#### [Selected passage]
(begin)
The interaction of climate and trade policy

verfasst von
Frank Pothen, Michael Hübler
Abstract

This article studies climate policies and trade policies focusing on their interactions. It presents an applied general equilibrium model which combines the theoretical foundations of an Eaton–Kortum (EK) model of international trade with the comprehensiveness of a global multi-region, multi-sector Computable General Equilibrium (CGE) model of production and consumption. The EK model features endogenous Ricardian productivity gains and non-tariff trade costs. Countries and sectors can be disaggregated, e.g. representing federal states and technology-specific power generation. The model calibration introduces a log-multiplicative structural estimation approach based on a gravity model with market clearing conditions to simultaneously estimate the EK model's trade elasticity, productivities and iceberg trade costs at the subnational sectoral level. Based on these estimates, policy simulations are carried out, in which the effect of climate and trade policy on CO2 emissions is decomposed into a scale, composition, technique and substitution effect. The policy simulations suggest that the removal of tariffs creates smaller welfare gains than a comparable reduction of non-tariff barriers but also a slightly smaller increase in European and global CO2 emissions, mainly via substitution and composition effects. The effects significantly differ between national and subnational model regions. Lower trade costs reduce the negative welfare effects of the European Emissions Trading System (EU ETS) for some of its members by lowering emissions. EU renewable energy support slightly reduces European and global emissions but also welfare compared to the EU ETS alone.
(end)
#### [Layout records]
(begin)
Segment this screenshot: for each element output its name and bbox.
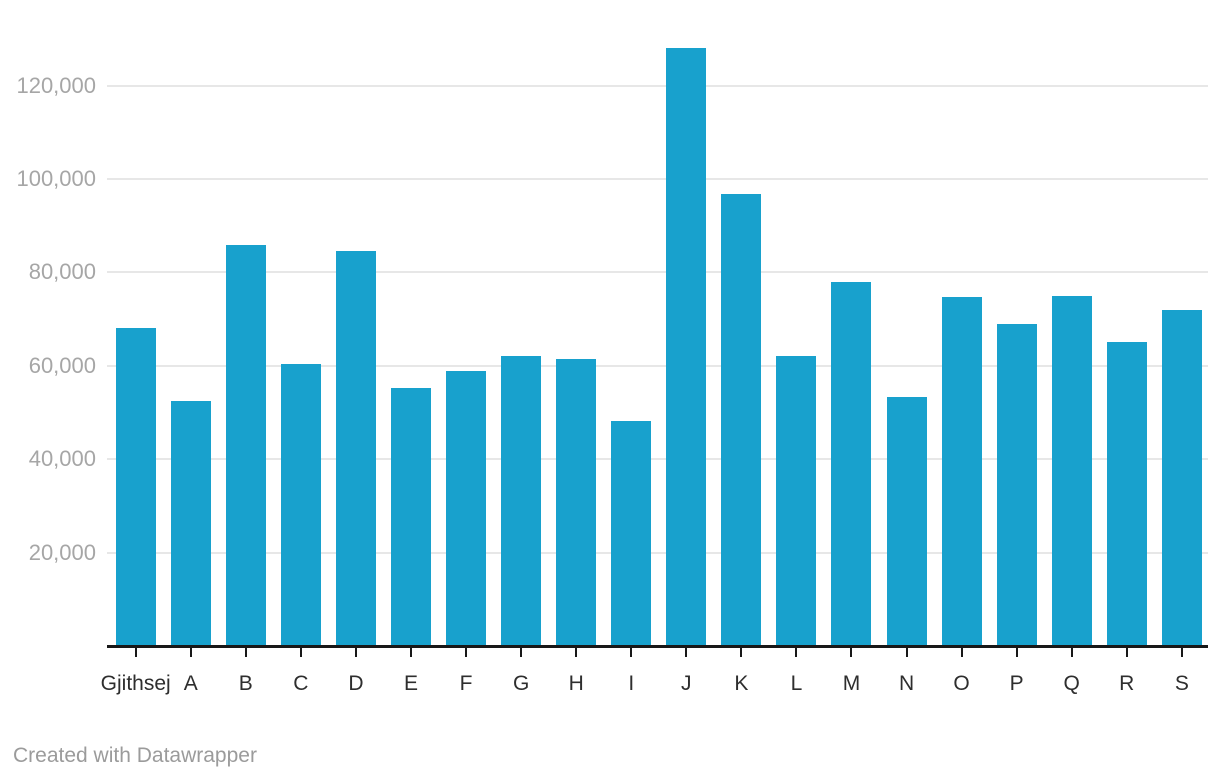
x-axis-tick (520, 648, 523, 657)
x-axis-label: C (293, 672, 309, 695)
bar-A[interactable] (170, 400, 211, 646)
gridline (107, 551, 1208, 554)
bar-O[interactable] (941, 297, 982, 646)
bar-I[interactable] (611, 420, 652, 646)
x-axis-tick (850, 648, 853, 657)
gridline (107, 271, 1208, 274)
bar-D[interactable] (335, 251, 376, 646)
x-axis-label: O (953, 672, 970, 695)
x-axis-tick (410, 648, 412, 657)
bar-G[interactable] (501, 355, 542, 646)
gridline (107, 364, 1208, 367)
x-axis-tick (299, 648, 302, 657)
x-axis-tick (1125, 648, 1128, 657)
y-axis-tick-label: 120,000 (16, 72, 96, 98)
y-axis-tick-label: 100,000 (16, 166, 96, 191)
x-axis-label: D (348, 672, 364, 695)
bar-E[interactable] (391, 387, 431, 646)
bar-J[interactable] (666, 48, 707, 646)
x-axis-label: I (628, 672, 635, 695)
x-axis-tick (960, 648, 963, 657)
x-axis-label: S (1174, 672, 1189, 695)
bar-C[interactable] (280, 364, 321, 646)
gridline (107, 84, 1208, 87)
x-axis-tick (244, 648, 247, 657)
bar-K[interactable] (721, 194, 762, 646)
x-axis-label: Q (1063, 672, 1080, 695)
x-axis-tick (795, 648, 798, 657)
bar-R[interactable] (1106, 341, 1147, 646)
x-axis-label: P (1009, 672, 1024, 695)
gridline (107, 178, 1208, 180)
x-axis-tick (189, 648, 192, 657)
x-axis-label: A (183, 672, 198, 695)
x-axis-label: B (238, 672, 253, 695)
y-axis-tick-label: 60,000 (28, 352, 96, 378)
x-axis-label: E (403, 672, 418, 695)
y-axis-tick-label: 80,000 (28, 259, 96, 285)
x-axis-label: M (842, 672, 861, 695)
x-axis-tick (1015, 648, 1018, 657)
gridline (107, 458, 1208, 461)
x-axis-tick (575, 648, 578, 657)
x-axis-label: R (1119, 672, 1135, 695)
x-axis-tick (1070, 648, 1073, 657)
bar-P[interactable] (996, 324, 1037, 646)
bar-B[interactable] (225, 244, 266, 646)
x-axis-tick (465, 648, 468, 657)
bar-F[interactable] (446, 370, 487, 646)
bar-Gjithsej[interactable] (115, 327, 156, 646)
datawrapper-credit-link[interactable]: Created with Datawrapper (13, 744, 257, 767)
x-axis-label: L (790, 672, 803, 695)
x-axis-tick (354, 648, 357, 657)
x-axis-tick (1180, 648, 1183, 657)
x-axis-label: F (459, 672, 473, 695)
bar-S[interactable] (1161, 310, 1202, 646)
bar-N[interactable] (886, 396, 927, 646)
x-axis-label: J (681, 672, 692, 695)
x-axis-label: K (734, 672, 749, 695)
x-axis-tick (905, 648, 908, 657)
x-axis-label: N (898, 672, 915, 695)
bar-H[interactable] (556, 358, 597, 646)
x-axis-tick (685, 648, 688, 657)
x-axis-tick (630, 648, 633, 657)
bar-L[interactable] (776, 356, 817, 646)
x-axis-tick (740, 648, 743, 657)
x-axis-baseline (107, 645, 1208, 648)
plot-area (107, 0, 1208, 646)
y-axis-tick-label: 40,000 (28, 446, 96, 472)
x-axis-tick (134, 648, 137, 657)
x-axis-label: G (512, 672, 530, 695)
bar-M[interactable] (831, 282, 872, 646)
bar-Q[interactable] (1051, 296, 1092, 646)
x-axis-label: Gjithsej (100, 672, 171, 695)
x-axis-label: H (568, 672, 584, 695)
y-axis-tick-label: 20,000 (28, 539, 96, 565)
(end)
#### [What to produce]
In the climate and trade policy abstract, into which effects is the impact of climate and trade policy on CO2 emissions decomposed?

#### [Solution]
A scale, composition, technique and substitution effect.